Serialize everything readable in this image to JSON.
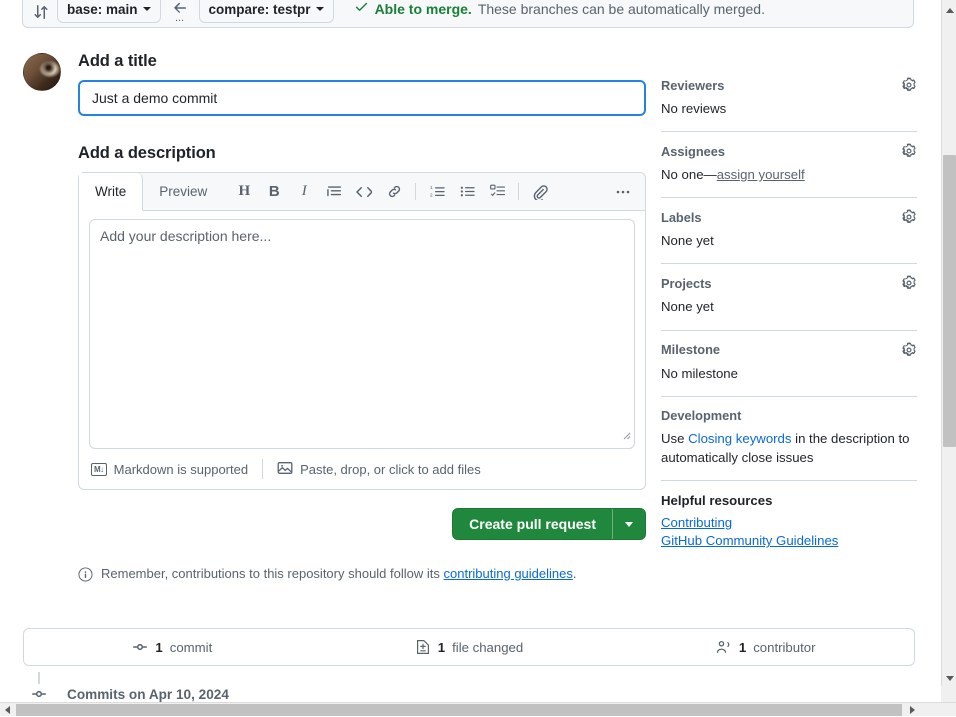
{
  "compare_bar": {
    "compare_icon": "branch-compare-icon",
    "base_label": "base: main",
    "arrow_icon": "arrow-left-icon",
    "arrow_dots": "...",
    "compare_label": "compare: testpr",
    "check_icon": "check-icon",
    "merge_status_strong": "Able to merge.",
    "merge_status_rest": "These branches can be automatically merged."
  },
  "form": {
    "title_heading": "Add a title",
    "title_value": "Just a demo commit",
    "title_placeholder": "Title",
    "description_heading": "Add a description",
    "description_value": "",
    "description_placeholder": "Add your description here...",
    "tabs": [
      {
        "label": "Write",
        "name": "tab-write"
      },
      {
        "label": "Preview",
        "name": "tab-preview"
      }
    ],
    "tools": [
      {
        "name": "heading-icon",
        "glyph": "H"
      },
      {
        "name": "bold-icon",
        "glyph": "B"
      },
      {
        "name": "italic-icon",
        "glyph": "I"
      },
      {
        "name": "quote-icon",
        "glyph": ""
      },
      {
        "name": "code-icon",
        "glyph": "<>"
      },
      {
        "name": "link-icon",
        "glyph": ""
      },
      {
        "name": "ordered-list-icon",
        "glyph": ""
      },
      {
        "name": "unordered-list-icon",
        "glyph": ""
      },
      {
        "name": "task-list-icon",
        "glyph": ""
      },
      {
        "name": "attach-file-icon",
        "glyph": ""
      },
      {
        "name": "more-options-icon",
        "glyph": "…"
      }
    ],
    "footer": {
      "markdown_badge": "M↓",
      "markdown_text": "Markdown is supported",
      "attach_icon": "image-icon",
      "attach_text": "Paste, drop, or click to add files"
    },
    "submit_label": "Create pull request",
    "submit_dropdown_icon": "chevron-down-icon",
    "note_icon": "info-icon",
    "note_text_before": "Remember, contributions to this repository should follow its ",
    "note_link": "contributing guidelines",
    "note_text_after": "."
  },
  "sidebar": {
    "sections": [
      {
        "title": "Reviewers",
        "body": "No reviews",
        "gear": "gear-icon"
      },
      {
        "title": "Assignees",
        "body_prefix": "No one—",
        "body_link": "assign yourself",
        "gear": "gear-icon"
      },
      {
        "title": "Labels",
        "body": "None yet",
        "gear": "gear-icon"
      },
      {
        "title": "Projects",
        "body": "None yet",
        "gear": "gear-icon"
      },
      {
        "title": "Milestone",
        "body": "No milestone",
        "gear": "gear-icon"
      }
    ],
    "development": {
      "title": "Development",
      "text_before": "Use ",
      "link": "Closing keywords",
      "text_after": " in the description to automatically close issues"
    },
    "resources": {
      "title": "Helpful resources",
      "links": [
        "Contributing",
        "GitHub Community Guidelines"
      ]
    }
  },
  "stats": [
    {
      "icon": "commit-icon",
      "count": "1",
      "label": "commit"
    },
    {
      "icon": "file-diff-icon",
      "count": "1",
      "label": "file changed"
    },
    {
      "icon": "people-icon",
      "count": "1",
      "label": "contributor"
    }
  ],
  "timeline": {
    "commit_icon": "commit-icon",
    "label": "Commits on Apr 10, 2024"
  },
  "colors": {
    "accent_blue": "#0969da",
    "focus_blue": "#2383e2",
    "success_green": "#1a7f37",
    "button_green": "#1f883d",
    "muted": "#59636e",
    "border": "#d1d9e0"
  }
}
****
* TASK DIRECTIONS *
Go through the material above and print all of it exactly, except the pictures.

* ANSWER TO THIS PROBLEM *
Serialize everything readable in this image to JSON.
{
  "compare_bar": {
    "compare_icon": "branch-compare-icon",
    "base_label": "base: main",
    "arrow_icon": "arrow-left-icon",
    "arrow_dots": "...",
    "compare_label": "compare: testpr",
    "check_icon": "check-icon",
    "merge_status_strong": "Able to merge.",
    "merge_status_rest": "These branches can be automatically merged."
  },
  "form": {
    "title_heading": "Add a title",
    "title_value": "Just a demo commit",
    "title_placeholder": "Title",
    "description_heading": "Add a description",
    "description_value": "",
    "description_placeholder": "Add your description here...",
    "tabs": [
      {
        "label": "Write",
        "name": "tab-write"
      },
      {
        "label": "Preview",
        "name": "tab-preview"
      }
    ],
    "tools": [
      {
        "name": "heading-icon",
        "glyph": "H"
      },
      {
        "name": "bold-icon",
        "glyph": "B"
      },
      {
        "name": "italic-icon",
        "glyph": "I"
      },
      {
        "name": "quote-icon",
        "glyph": ""
      },
      {
        "name": "code-icon",
        "glyph": "<>"
      },
      {
        "name": "link-icon",
        "glyph": ""
      },
      {
        "name": "ordered-list-icon",
        "glyph": ""
      },
      {
        "name": "unordered-list-icon",
        "glyph": ""
      },
      {
        "name": "task-list-icon",
        "glyph": ""
      },
      {
        "name": "attach-file-icon",
        "glyph": ""
      },
      {
        "name": "more-options-icon",
        "glyph": "…"
      }
    ],
    "footer": {
      "markdown_badge": "M↓",
      "markdown_text": "Markdown is supported",
      "attach_icon": "image-icon",
      "attach_text": "Paste, drop, or click to add files"
    },
    "submit_label": "Create pull request",
    "submit_dropdown_icon": "chevron-down-icon",
    "note_icon": "info-icon",
    "note_text_before": "Remember, contributions to this repository should follow its ",
    "note_link": "contributing guidelines",
    "note_text_after": "."
  },
  "sidebar": {
    "sections": [
      {
        "title": "Reviewers",
        "body": "No reviews",
        "gear": "gear-icon"
      },
      {
        "title": "Assignees",
        "body_prefix": "No one—",
        "body_link": "assign yourself",
        "gear": "gear-icon"
      },
      {
        "title": "Labels",
        "body": "None yet",
        "gear": "gear-icon"
      },
      {
        "title": "Projects",
        "body": "None yet",
        "gear": "gear-icon"
      },
      {
        "title": "Milestone",
        "body": "No milestone",
        "gear": "gear-icon"
      }
    ],
    "development": {
      "title": "Development",
      "text_before": "Use ",
      "link": "Closing keywords",
      "text_after": " in the description to automatically close issues"
    },
    "resources": {
      "title": "Helpful resources",
      "links": [
        "Contributing",
        "GitHub Community Guidelines"
      ]
    }
  },
  "stats": [
    {
      "icon": "commit-icon",
      "count": "1",
      "label": "commit"
    },
    {
      "icon": "file-diff-icon",
      "count": "1",
      "label": "file changed"
    },
    {
      "icon": "people-icon",
      "count": "1",
      "label": "contributor"
    }
  ],
  "timeline": {
    "commit_icon": "commit-icon",
    "label": "Commits on Apr 10, 2024"
  },
  "colors": {
    "accent_blue": "#0969da",
    "focus_blue": "#2383e2",
    "success_green": "#1a7f37",
    "button_green": "#1f883d",
    "muted": "#59636e",
    "border": "#d1d9e0"
  }
}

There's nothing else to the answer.